10 Tips to Improve Your Bouldering
This article won’t make you improve your bouldering out of all proportion, overnight, but it might help you to start the process of improvement. I recently found myself in a bit of a rut with my climbing, a bit of a sticking point in my development. If that sounds like a familiar feeling to you, then these tips might just help. The changes below have really helped me to get back onto the road to better bouldering. I’m now seeing regular improvements.
So far this year, I have managed a few font 6b’s (which is harder than I ever climbed in my youth) and while that’s no great shakes in terms of performance, I’m happy because I’m getting better. Incidentally I probably weigh a stone and a half more than I did 20 years ago, when I last climbed seriously for any length of time. It’s certainly not all muscle.
None of the following tips focus on the “buy a finger board and lift weights till everything is really sore. Then walk around at the climbing centre, stripped to the waist, approach. One which has many fans but is not for me. Unlike Ben Moon ‘I do climb to be in nice places’, gyms are not for me. I can tolerate a climbing wall if it’s dark or raining outside, but I’m not really into it. I want to massage my ego, but I want a nice view whilst I’m doing it. That way I can argue that I’m at one with nature and growing as a person.
Oh and finally before I begin, if these ideas are yours; I’ll be honest I stole most of them, reworked one or two of them, and the others? Well I might have thought of the odd one myself but they were probably memorised from the mainstream climbing press at one time or another. Honestly I can’t remember doing it. Anyway I’m not sorry if other people benefit from them, it’s supposed to be fun isn’t it?

Provided entries:
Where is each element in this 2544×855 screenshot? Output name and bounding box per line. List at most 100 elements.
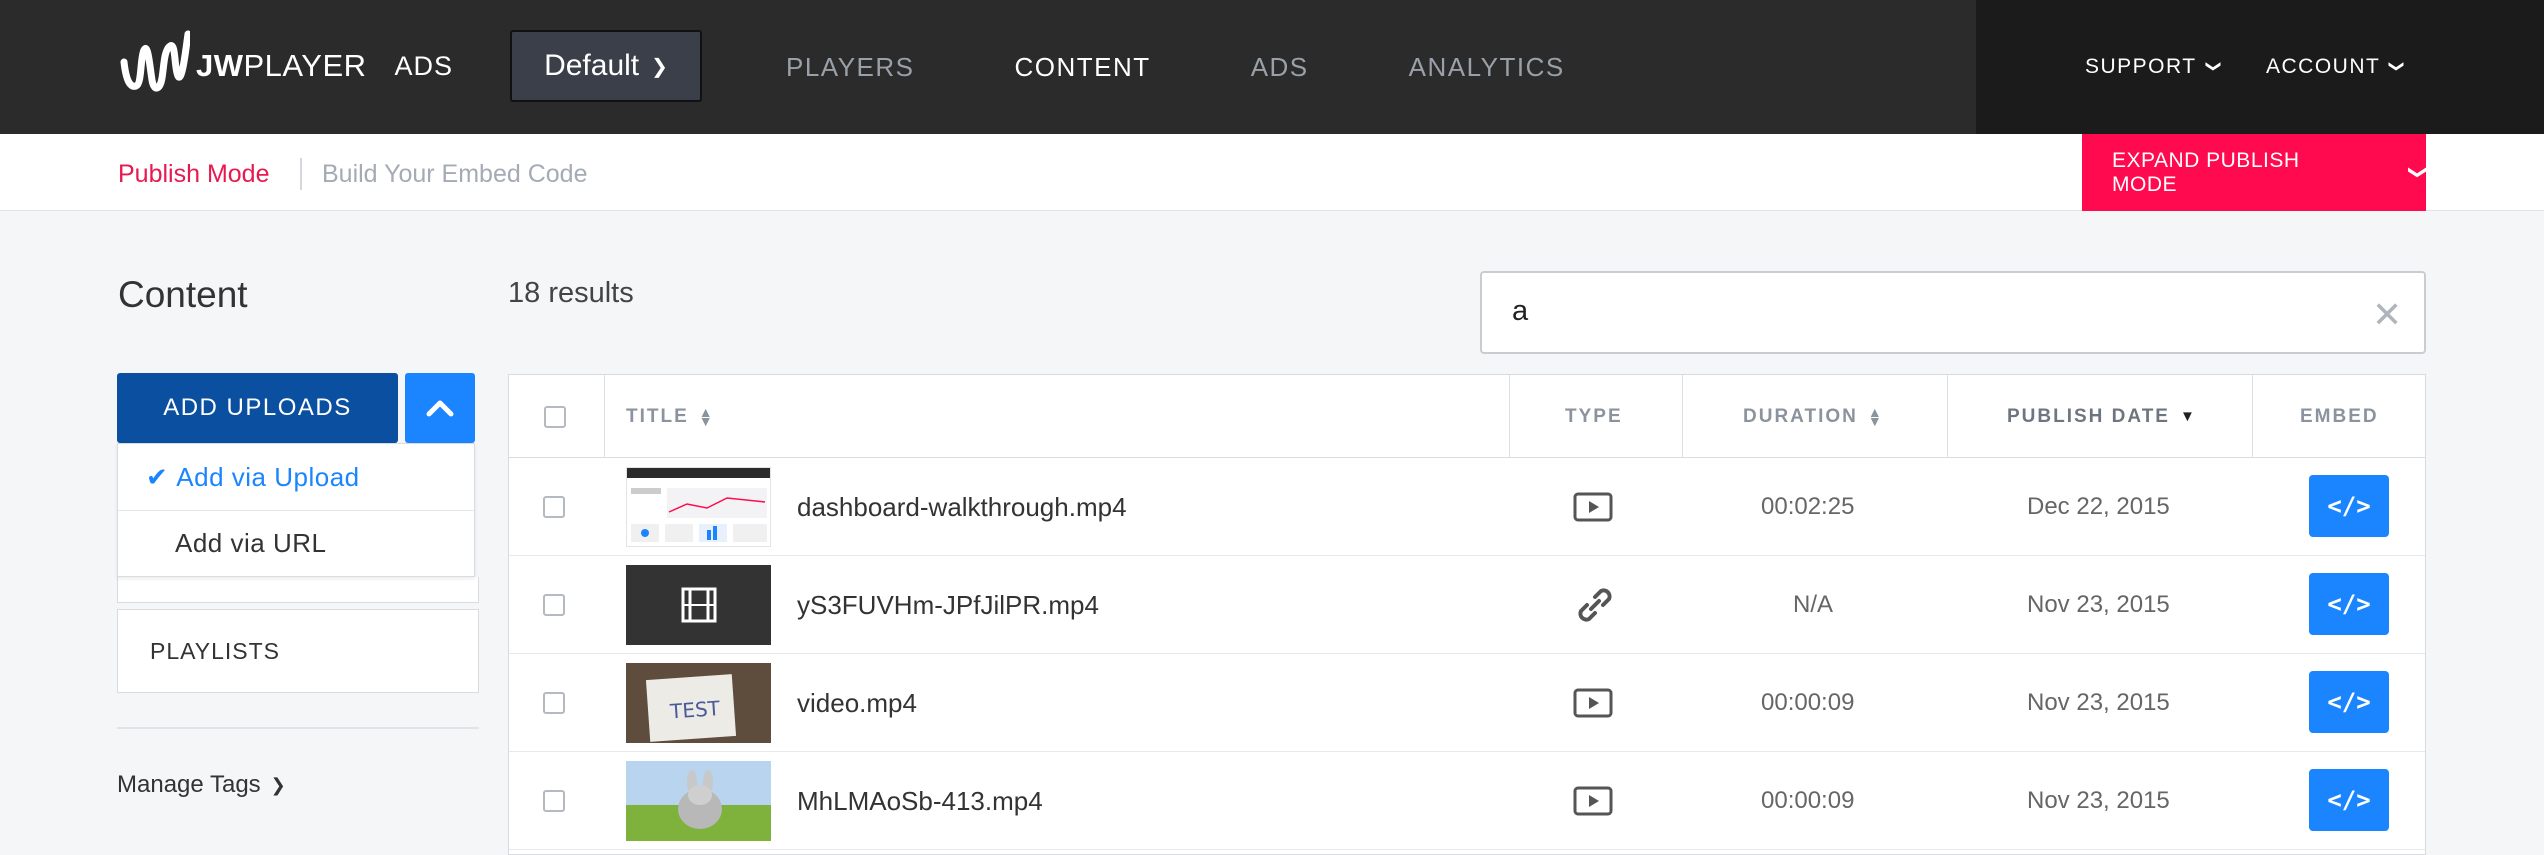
embed-code-button[interactable]: </> — [2309, 573, 2389, 635]
add-uploads-button[interactable]: ADD UPLOADS — [117, 373, 398, 443]
chevron-down-icon: ❯ — [2408, 164, 2429, 181]
content-table: TITLE ▲ ▼ TYPE DURATION ▲ ▼ PUBLISH DATE ▼… — [508, 374, 2426, 855]
column-publish-date-label: PUBLISH DATE — [2007, 405, 2170, 427]
video-thumbnail[interactable] — [626, 565, 771, 645]
main-nav: PLAYERS CONTENT ADS ANALYTICS — [786, 0, 1665, 134]
table-header: TITLE ▲ ▼ TYPE DURATION ▲ ▼ PUBLISH DATE ▼… — [509, 375, 2425, 458]
link-type-icon — [1573, 556, 1617, 654]
chevron-up-icon — [426, 400, 454, 417]
player-select-dropdown[interactable]: Default ❯ — [510, 30, 702, 102]
embed-code-button[interactable]: </> — [2309, 671, 2389, 733]
utility-nav-area — [1976, 0, 2544, 134]
expand-publish-mode-button[interactable]: EXPAND PUBLISH MODE ❯ — [2082, 134, 2429, 211]
row-checkbox[interactable] — [543, 752, 565, 850]
video-duration: 00:00:09 — [1761, 689, 1855, 716]
video-duration: 00:00:09 — [1761, 787, 1855, 814]
nav-ads[interactable]: ADS — [1251, 52, 1309, 83]
embed-code-button[interactable]: </> — [2309, 769, 2389, 831]
support-label: SUPPORT — [2085, 55, 2197, 78]
build-embed-code-tab[interactable]: Build Your Embed Code — [322, 160, 587, 189]
column-header-duration[interactable]: DURATION ▲ ▼ — [1743, 375, 1884, 458]
search-input-value: a — [1512, 295, 1529, 327]
column-title-label: TITLE — [626, 405, 689, 427]
divider — [1682, 375, 1683, 458]
player-select-value: Default — [544, 49, 640, 82]
chevron-right-icon: ❯ — [270, 774, 286, 795]
video-thumbnail[interactable]: TEST — [626, 663, 771, 743]
table-row[interactable]: MhLMAoSb-413.mp4 00:00:09 Nov 23, 2015 <… — [509, 752, 2425, 850]
upload-options-toggle-button[interactable] — [405, 373, 475, 443]
column-header-title[interactable]: TITLE ▲ ▼ — [626, 375, 715, 458]
bunny-thumbnail-image — [626, 761, 771, 841]
video-thumbnail[interactable] — [626, 761, 771, 841]
row-checkbox[interactable] — [543, 458, 565, 556]
add-via-upload-label: Add via Upload — [176, 461, 360, 492]
manage-tags-label: Manage Tags — [117, 771, 261, 798]
column-header-embed: EMBED — [2300, 405, 2379, 427]
publish-date: Nov 23, 2015 — [2027, 787, 2170, 814]
video-title[interactable]: dashboard-walkthrough.mp4 — [797, 458, 1127, 556]
chevron-down-icon: ❯ — [2204, 59, 2222, 75]
dashboard-thumbnail-image — [627, 468, 770, 542]
sidebar-item-playlists[interactable]: PLAYLISTS — [117, 609, 479, 693]
divider — [604, 375, 605, 458]
jwplayer-logo[interactable]: JWPLAYER ADS — [118, 28, 453, 104]
logo-wordmark: JWPLAYER — [196, 48, 367, 83]
publish-mode-tab[interactable]: Publish Mode — [118, 160, 269, 189]
divider — [300, 158, 302, 190]
upload-options-dropdown: ✔ Add via Upload Add via URL — [117, 443, 475, 577]
column-header-publish-date[interactable]: PUBLISH DATE ▼ — [2007, 375, 2197, 458]
close-icon[interactable]: ✕ — [2372, 294, 2402, 336]
video-duration: N/A — [1793, 591, 1834, 618]
checkmark-icon: ✔ — [146, 461, 169, 492]
nav-content[interactable]: CONTENT — [1015, 52, 1151, 83]
add-via-upload-option[interactable]: ✔ Add via Upload — [118, 444, 474, 510]
page-title: Content — [118, 274, 248, 315]
checkbox[interactable] — [544, 405, 566, 428]
nav-analytics[interactable]: ANALYTICS — [1409, 52, 1565, 83]
video-thumbnail[interactable] — [626, 467, 771, 547]
checkbox[interactable] — [543, 692, 565, 714]
account-menu[interactable]: ACCOUNT ❯ — [2266, 0, 2406, 134]
divider — [1509, 375, 1510, 458]
embed-code-button[interactable]: </> — [2309, 475, 2389, 537]
video-type-icon — [1573, 654, 1613, 752]
video-title[interactable]: yS3FUVHm-JPfJilPR.mp4 — [797, 556, 1099, 654]
sort-descending-icon: ▼ — [2179, 408, 2197, 425]
add-via-url-option[interactable]: Add via URL — [118, 510, 474, 576]
divider — [1947, 375, 1948, 458]
svg-text:TEST: TEST — [668, 696, 721, 724]
video-title[interactable]: video.mp4 — [797, 654, 917, 752]
publish-date: Nov 23, 2015 — [2027, 689, 2170, 716]
nav-players[interactable]: PLAYERS — [786, 52, 915, 83]
test-paper-thumbnail-image: TEST — [626, 663, 771, 743]
column-duration-label: DURATION — [1743, 405, 1858, 427]
jwplayer-logo-icon — [120, 30, 190, 92]
checkbox[interactable] — [543, 496, 565, 518]
divider — [117, 727, 479, 729]
publish-date: Dec 22, 2015 — [2027, 493, 2170, 520]
checkbox[interactable] — [543, 790, 565, 812]
product-label: ADS — [394, 50, 454, 81]
results-count: 18 results — [508, 277, 634, 309]
checkbox[interactable] — [543, 594, 565, 616]
select-all-checkbox[interactable] — [544, 375, 566, 458]
table-row[interactable]: TEST video.mp4 00:00:09 Nov 23, 2015 </> — [509, 654, 2425, 752]
video-type-icon — [1573, 458, 1613, 556]
row-checkbox[interactable] — [543, 556, 565, 654]
film-icon — [626, 565, 771, 645]
manage-tags-link[interactable]: Manage Tags ❯ — [117, 771, 286, 799]
search-input[interactable] — [1480, 271, 2426, 354]
chevron-down-icon: ❯ — [651, 55, 668, 78]
divider — [2252, 375, 2253, 458]
table-row[interactable]: dashboard-walkthrough.mp4 00:02:25 Dec 2… — [509, 458, 2425, 556]
table-row[interactable]: yS3FUVHm-JPfJilPR.mp4 N/A Nov 23, 2015 <… — [509, 556, 2425, 654]
publish-date: Nov 23, 2015 — [2027, 591, 2170, 618]
row-checkbox[interactable] — [543, 654, 565, 752]
account-label: ACCOUNT — [2266, 55, 2381, 78]
chevron-down-icon: ❯ — [2388, 59, 2406, 75]
video-duration: 00:02:25 — [1761, 493, 1855, 520]
video-title[interactable]: MhLMAoSb-413.mp4 — [797, 752, 1043, 850]
add-via-url-label: Add via URL — [175, 528, 327, 558]
support-menu[interactable]: SUPPORT ❯ — [2085, 0, 2222, 134]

Exercise instructions:
#1 In the listing, what are the lines from the one holding "embed-code-button[interactable]: </> — [2309, 573, 2389, 635]" through the one holding "link-type-icon — [1573, 556, 1617, 654]", inclusive? Reproduce them word for word.
#2 Can you carry the bouldering tips article on from where it stops?
The bouldering article and the listing were taken from unrelated sources.

Outputs by task:
#1
embed-code-button[interactable]: </> — [2309, 573, 2389, 635]
add-uploads-button[interactable]: ADD UPLOADS — [117, 373, 398, 443]
chevron-down-icon: ❯ — [2408, 164, 2429, 181]
content-table: TITLE ▲ ▼ TYPE DURATION ▲ ▼ PUBLISH DATE ▼… — [508, 374, 2426, 855]
column-publish-date-label: PUBLISH DATE — [2007, 405, 2170, 427]
video-thumbnail[interactable] — [626, 565, 771, 645]
main-nav: PLAYERS CONTENT ADS ANALYTICS — [786, 0, 1665, 134]
table-header: TITLE ▲ ▼ TYPE DURATION ▲ ▼ PUBLISH DATE ▼… — [509, 375, 2425, 458]
link-type-icon — [1573, 556, 1617, 654]

#2
1. It isn’t that you’re not strong enough to do the move, it’s more likely to be your technique
For years as a climber, if I failed on a move or a route I assumed that I just wasn’t strong enough. I was a mediocre but keen fell runner as a teenager. This left me with little upper body strength and slightly heavy legs in my early climbing career. I used this as an excuse for not being able to climb harder.
I have recently been out a couple of with a mate of mine, who boulders a good deal harder than most people, and he’s been talking me through various problems. I was amazed at how many holds he could “find” to use. Sometimes they only gained him an inch or two, or he just used them to transition to a better hold, or as a rest but he used them. So now when I’m struggling on a problem I to avoid tunnel vision or blaming lack of strength. Instead, I focus on looking for a different way. I might look for a better hold (and better doesn’t mean bigger if it’s in the right place, nearer your body’s centre line is better). If a different technique gets me a little further up the route, I’ll pursue it. The number of times the answer was a different approach rather than more strength still amazes me and hopefully it will amaze you too.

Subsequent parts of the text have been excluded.